>> start Source data

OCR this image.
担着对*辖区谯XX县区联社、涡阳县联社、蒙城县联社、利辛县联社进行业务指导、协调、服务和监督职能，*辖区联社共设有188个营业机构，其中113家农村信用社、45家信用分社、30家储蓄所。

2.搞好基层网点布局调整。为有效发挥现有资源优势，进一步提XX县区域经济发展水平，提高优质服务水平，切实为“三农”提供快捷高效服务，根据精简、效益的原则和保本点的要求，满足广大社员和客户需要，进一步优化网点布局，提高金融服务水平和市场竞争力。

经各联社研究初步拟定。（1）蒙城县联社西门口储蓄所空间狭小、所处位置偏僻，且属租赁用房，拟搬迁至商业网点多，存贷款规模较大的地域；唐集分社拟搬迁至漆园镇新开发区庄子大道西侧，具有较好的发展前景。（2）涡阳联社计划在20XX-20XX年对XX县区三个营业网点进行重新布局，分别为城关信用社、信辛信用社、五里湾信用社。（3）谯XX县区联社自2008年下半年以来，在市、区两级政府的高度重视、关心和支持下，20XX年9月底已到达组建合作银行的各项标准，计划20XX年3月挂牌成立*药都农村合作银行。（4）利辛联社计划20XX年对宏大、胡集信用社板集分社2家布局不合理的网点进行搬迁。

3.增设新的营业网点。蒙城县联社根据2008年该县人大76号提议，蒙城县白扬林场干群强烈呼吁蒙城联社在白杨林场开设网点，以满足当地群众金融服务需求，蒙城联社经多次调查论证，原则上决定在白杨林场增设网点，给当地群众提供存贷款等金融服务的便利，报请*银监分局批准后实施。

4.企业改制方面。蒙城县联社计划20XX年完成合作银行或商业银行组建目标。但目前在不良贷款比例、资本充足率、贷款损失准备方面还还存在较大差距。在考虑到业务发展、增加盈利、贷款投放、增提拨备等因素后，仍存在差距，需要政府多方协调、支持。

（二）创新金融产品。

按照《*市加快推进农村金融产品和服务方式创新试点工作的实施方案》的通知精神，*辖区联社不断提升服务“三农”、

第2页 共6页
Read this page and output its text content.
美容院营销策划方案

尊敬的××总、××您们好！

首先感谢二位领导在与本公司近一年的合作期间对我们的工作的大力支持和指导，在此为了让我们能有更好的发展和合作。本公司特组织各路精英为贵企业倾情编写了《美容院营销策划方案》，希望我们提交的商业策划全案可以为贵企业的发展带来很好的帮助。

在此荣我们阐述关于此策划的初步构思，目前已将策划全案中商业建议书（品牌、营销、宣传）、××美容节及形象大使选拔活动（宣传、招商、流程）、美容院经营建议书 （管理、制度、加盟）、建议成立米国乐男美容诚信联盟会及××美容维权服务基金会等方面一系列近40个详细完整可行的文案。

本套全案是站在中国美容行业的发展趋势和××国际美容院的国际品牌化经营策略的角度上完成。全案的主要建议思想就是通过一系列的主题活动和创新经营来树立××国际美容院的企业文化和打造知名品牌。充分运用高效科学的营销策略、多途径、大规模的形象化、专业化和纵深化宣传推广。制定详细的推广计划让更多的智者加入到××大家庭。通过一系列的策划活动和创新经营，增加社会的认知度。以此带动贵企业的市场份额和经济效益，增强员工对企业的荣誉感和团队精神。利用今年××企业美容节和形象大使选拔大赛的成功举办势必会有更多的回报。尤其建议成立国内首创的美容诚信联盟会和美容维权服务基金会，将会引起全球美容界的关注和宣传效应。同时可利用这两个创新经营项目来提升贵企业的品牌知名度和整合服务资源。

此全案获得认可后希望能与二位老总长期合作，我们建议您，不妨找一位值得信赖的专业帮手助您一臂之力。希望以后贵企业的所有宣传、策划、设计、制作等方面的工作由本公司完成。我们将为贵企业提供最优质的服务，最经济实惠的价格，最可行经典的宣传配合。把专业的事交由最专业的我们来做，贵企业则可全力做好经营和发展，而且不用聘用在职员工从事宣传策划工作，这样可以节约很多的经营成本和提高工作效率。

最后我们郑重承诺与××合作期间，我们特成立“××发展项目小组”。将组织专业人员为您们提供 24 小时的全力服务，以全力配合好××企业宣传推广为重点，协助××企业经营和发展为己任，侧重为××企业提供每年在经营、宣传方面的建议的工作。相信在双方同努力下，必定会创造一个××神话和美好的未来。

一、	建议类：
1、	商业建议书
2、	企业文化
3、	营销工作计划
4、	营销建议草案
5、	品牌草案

>> end Source data

Locate each line with the word "this" and copy it.

• **Task result**
OCR this image.
Read this page and output its text content.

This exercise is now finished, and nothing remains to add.